- _DIRECTION_:
Copy every line of the data in which the word "little" occurs.

Items from a dataset:
*-*-*
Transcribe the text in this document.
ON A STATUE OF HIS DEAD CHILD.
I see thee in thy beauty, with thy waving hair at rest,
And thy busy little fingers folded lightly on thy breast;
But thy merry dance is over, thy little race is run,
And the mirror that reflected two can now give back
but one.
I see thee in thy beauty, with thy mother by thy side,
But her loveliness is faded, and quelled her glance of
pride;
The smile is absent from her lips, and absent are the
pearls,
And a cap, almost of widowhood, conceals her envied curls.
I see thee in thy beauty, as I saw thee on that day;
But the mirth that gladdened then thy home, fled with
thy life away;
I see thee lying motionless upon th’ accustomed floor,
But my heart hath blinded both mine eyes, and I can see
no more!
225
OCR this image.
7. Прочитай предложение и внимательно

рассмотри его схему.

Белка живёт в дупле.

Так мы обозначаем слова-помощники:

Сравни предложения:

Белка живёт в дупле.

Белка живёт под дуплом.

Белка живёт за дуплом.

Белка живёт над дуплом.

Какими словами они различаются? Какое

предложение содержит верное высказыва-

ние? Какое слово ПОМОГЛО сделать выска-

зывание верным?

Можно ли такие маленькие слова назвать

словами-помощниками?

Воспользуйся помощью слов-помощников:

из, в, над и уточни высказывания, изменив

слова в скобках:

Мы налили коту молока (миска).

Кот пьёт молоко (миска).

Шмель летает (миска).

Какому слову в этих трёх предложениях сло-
*-*-*
- _RESPONSE_:
And thy busy little fingers folded lightly on thy breast;
But thy merry dance is over, thy little race is run,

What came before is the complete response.